-- The data start --

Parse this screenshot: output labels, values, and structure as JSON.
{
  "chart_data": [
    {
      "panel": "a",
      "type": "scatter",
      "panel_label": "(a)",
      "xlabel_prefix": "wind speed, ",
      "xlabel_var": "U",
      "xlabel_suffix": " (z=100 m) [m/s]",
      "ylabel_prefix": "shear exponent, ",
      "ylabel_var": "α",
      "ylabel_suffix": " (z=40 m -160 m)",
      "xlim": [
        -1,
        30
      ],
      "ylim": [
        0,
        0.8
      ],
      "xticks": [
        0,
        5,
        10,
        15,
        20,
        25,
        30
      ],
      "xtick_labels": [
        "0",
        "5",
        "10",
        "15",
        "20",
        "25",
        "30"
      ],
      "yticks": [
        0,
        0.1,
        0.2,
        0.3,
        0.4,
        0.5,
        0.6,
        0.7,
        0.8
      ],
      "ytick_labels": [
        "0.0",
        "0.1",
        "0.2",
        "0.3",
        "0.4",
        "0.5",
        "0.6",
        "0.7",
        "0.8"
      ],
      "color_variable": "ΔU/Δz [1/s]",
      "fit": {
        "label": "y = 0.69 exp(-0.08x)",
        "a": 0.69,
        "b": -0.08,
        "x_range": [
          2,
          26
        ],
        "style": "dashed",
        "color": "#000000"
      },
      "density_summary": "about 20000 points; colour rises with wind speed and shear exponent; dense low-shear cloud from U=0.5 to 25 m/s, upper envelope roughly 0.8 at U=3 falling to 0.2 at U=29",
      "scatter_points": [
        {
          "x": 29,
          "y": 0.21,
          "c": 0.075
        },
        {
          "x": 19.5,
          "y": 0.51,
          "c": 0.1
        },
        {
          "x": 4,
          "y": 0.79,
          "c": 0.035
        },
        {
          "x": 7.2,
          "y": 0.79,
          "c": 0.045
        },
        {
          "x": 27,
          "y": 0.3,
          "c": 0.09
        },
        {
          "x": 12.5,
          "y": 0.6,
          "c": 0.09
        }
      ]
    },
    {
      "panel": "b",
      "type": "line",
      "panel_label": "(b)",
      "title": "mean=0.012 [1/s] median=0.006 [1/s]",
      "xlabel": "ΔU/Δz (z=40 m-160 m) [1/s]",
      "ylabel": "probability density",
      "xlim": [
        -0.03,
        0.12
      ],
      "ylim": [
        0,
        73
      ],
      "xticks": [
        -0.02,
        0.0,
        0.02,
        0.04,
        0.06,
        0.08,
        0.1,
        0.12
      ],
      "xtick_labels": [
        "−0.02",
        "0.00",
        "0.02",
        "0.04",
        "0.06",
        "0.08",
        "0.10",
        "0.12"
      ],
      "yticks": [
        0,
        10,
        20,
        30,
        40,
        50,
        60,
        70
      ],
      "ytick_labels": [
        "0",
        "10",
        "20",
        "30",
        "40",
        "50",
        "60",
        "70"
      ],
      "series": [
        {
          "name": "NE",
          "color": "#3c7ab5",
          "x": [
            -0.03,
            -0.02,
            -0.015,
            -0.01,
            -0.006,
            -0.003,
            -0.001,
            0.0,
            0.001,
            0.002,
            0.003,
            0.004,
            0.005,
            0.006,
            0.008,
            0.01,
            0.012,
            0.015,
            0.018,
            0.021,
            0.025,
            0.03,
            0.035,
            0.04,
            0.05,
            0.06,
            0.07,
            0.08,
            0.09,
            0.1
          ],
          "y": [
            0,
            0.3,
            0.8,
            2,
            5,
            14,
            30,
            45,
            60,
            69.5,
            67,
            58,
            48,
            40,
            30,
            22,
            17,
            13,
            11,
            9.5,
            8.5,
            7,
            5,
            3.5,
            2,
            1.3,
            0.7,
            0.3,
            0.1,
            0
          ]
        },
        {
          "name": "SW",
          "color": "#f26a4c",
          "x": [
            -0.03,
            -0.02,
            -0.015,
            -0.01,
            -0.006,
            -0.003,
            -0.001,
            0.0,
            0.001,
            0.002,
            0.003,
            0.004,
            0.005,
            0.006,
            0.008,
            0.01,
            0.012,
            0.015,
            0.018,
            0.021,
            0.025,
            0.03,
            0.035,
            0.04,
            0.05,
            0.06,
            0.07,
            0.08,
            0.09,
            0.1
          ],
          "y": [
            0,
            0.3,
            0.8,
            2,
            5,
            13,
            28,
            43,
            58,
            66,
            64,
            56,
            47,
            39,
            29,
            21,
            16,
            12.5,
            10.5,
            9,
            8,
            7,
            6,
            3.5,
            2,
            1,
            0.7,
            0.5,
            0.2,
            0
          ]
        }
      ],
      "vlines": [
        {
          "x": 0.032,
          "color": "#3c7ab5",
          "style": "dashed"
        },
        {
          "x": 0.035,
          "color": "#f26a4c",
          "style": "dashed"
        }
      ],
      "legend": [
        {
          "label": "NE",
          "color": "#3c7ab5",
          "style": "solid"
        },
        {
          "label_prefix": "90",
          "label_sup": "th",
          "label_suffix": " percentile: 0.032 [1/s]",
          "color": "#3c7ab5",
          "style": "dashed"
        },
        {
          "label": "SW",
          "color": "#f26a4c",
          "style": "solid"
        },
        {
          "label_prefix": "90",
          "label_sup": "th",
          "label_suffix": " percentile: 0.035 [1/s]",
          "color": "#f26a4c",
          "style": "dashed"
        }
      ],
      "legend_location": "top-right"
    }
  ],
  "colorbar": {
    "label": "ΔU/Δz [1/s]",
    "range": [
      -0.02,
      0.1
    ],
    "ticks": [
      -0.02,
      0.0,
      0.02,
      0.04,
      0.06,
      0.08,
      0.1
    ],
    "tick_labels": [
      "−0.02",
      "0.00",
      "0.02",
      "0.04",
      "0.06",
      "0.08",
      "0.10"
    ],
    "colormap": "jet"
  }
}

-- The data end --

Quote the data above in full, changing nothing.

Complete answer
Parse this screenshot: output labels, values, and structure as JSON.
{
  "chart_data": [
    {
      "panel": "a",
      "type": "scatter",
      "panel_label": "(a)",
      "xlabel_prefix": "wind speed, ",
      "xlabel_var": "U",
      "xlabel_suffix": " (z=100 m) [m/s]",
      "ylabel_prefix": "shear exponent, ",
      "ylabel_var": "α",
      "ylabel_suffix": " (z=40 m -160 m)",
      "xlim": [
        -1,
        30
      ],
      "ylim": [
        0,
        0.8
      ],
      "xticks": [
        0,
        5,
        10,
        15,
        20,
        25,
        30
      ],
      "xtick_labels": [
        "0",
        "5",
        "10",
        "15",
        "20",
        "25",
        "30"
      ],
      "yticks": [
        0,
        0.1,
        0.2,
        0.3,
        0.4,
        0.5,
        0.6,
        0.7,
        0.8
      ],
      "ytick_labels": [
        "0.0",
        "0.1",
        "0.2",
        "0.3",
        "0.4",
        "0.5",
        "0.6",
        "0.7",
        "0.8"
      ],
      "color_variable": "ΔU/Δz [1/s]",
      "fit": {
        "label": "y = 0.69 exp(-0.08x)",
        "a": 0.69,
        "b": -0.08,
        "x_range": [
          2,
          26
        ],
        "style": "dashed",
        "color": "#000000"
      },
      "density_summary": "about 20000 points; colour rises with wind speed and shear exponent; dense low-shear cloud from U=0.5 to 25 m/s, upper envelope roughly 0.8 at U=3 falling to 0.2 at U=29",
      "scatter_points": [
        {
          "x": 29,
          "y": 0.21,
          "c": 0.075
        },
        {
          "x": 19.5,
          "y": 0.51,
          "c": 0.1
        },
        {
          "x": 4,
          "y": 0.79,
          "c": 0.035
        },
        {
          "x": 7.2,
          "y": 0.79,
          "c": 0.045
        },
        {
          "x": 27,
          "y": 0.3,
          "c": 0.09
        },
        {
          "x": 12.5,
          "y": 0.6,
          "c": 0.09
        }
      ]
    },
    {
      "panel": "b",
      "type": "line",
      "panel_label": "(b)",
      "title": "mean=0.012 [1/s] median=0.006 [1/s]",
      "xlabel": "ΔU/Δz (z=40 m-160 m) [1/s]",
      "ylabel": "probability density",
      "xlim": [
        -0.03,
        0.12
      ],
      "ylim": [
        0,
        73
      ],
      "xticks": [
        -0.02,
        0.0,
        0.02,
        0.04,
        0.06,
        0.08,
        0.1,
        0.12
      ],
      "xtick_labels": [
        "−0.02",
        "0.00",
        "0.02",
        "0.04",
        "0.06",
        "0.08",
        "0.10",
        "0.12"
      ],
      "yticks": [
        0,
        10,
        20,
        30,
        40,
        50,
        60,
        70
      ],
      "ytick_labels": [
        "0",
        "10",
        "20",
        "30",
        "40",
        "50",
        "60",
        "70"
      ],
      "series": [
        {
          "name": "NE",
          "color": "#3c7ab5",
          "x": [
            -0.03,
            -0.02,
            -0.015,
            -0.01,
            -0.006,
            -0.003,
            -0.001,
            0.0,
            0.001,
            0.002,
            0.003,
            0.004,
            0.005,
            0.006,
            0.008,
            0.01,
            0.012,
            0.015,
            0.018,
            0.021,
            0.025,
            0.03,
            0.035,
            0.04,
            0.05,
            0.06,
            0.07,
            0.08,
            0.09,
            0.1
          ],
          "y": [
            0,
            0.3,
            0.8,
            2,
            5,
            14,
            30,
            45,
            60,
            69.5,
            67,
            58,
            48,
            40,
            30,
            22,
            17,
            13,
            11,
            9.5,
            8.5,
            7,
            5,
            3.5,
            2,
            1.3,
            0.7,
            0.3,
            0.1,
            0
          ]
        },
        {
          "name": "SW",
          "color": "#f26a4c",
          "x": [
            -0.03,
            -0.02,
            -0.015,
            -0.01,
            -0.006,
            -0.003,
            -0.001,
            0.0,
            0.001,
            0.002,
            0.003,
            0.004,
            0.005,
            0.006,
            0.008,
            0.01,
            0.012,
            0.015,
            0.018,
            0.021,
            0.025,
            0.03,
            0.035,
            0.04,
            0.05,
            0.06,
            0.07,
            0.08,
            0.09,
            0.1
          ],
          "y": [
            0,
            0.3,
            0.8,
            2,
            5,
            13,
            28,
            43,
            58,
            66,
            64,
            56,
            47,
            39,
            29,
            21,
            16,
            12.5,
            10.5,
            9,
            8,
            7,
            6,
            3.5,
            2,
            1,
            0.7,
            0.5,
            0.2,
            0
          ]
        }
      ],
      "vlines": [
        {
          "x": 0.032,
          "color": "#3c7ab5",
          "style": "dashed"
        },
        {
          "x": 0.035,
          "color": "#f26a4c",
          "style": "dashed"
        }
      ],
      "legend": [
        {
          "label": "NE",
          "color": "#3c7ab5",
          "style": "solid"
        },
        {
          "label_prefix": "90",
          "label_sup": "th",
          "label_suffix": " percentile: 0.032 [1/s]",
          "color": "#3c7ab5",
          "style": "dashed"
        },
        {
          "label": "SW",
          "color": "#f26a4c",
          "style": "solid"
        },
        {
          "label_prefix": "90",
          "label_sup": "th",
          "label_suffix": " percentile: 0.035 [1/s]",
          "color": "#f26a4c",
          "style": "dashed"
        }
      ],
      "legend_location": "top-right"
    }
  ],
  "colorbar": {
    "label": "ΔU/Δz [1/s]",
    "range": [
      -0.02,
      0.1
    ],
    "ticks": [
      -0.02,
      0.0,
      0.02,
      0.04,
      0.06,
      0.08,
      0.1
    ],
    "tick_labels": [
      "−0.02",
      "0.00",
      "0.02",
      "0.04",
      "0.06",
      "0.08",
      "0.10"
    ],
    "colormap": "jet"
  }
}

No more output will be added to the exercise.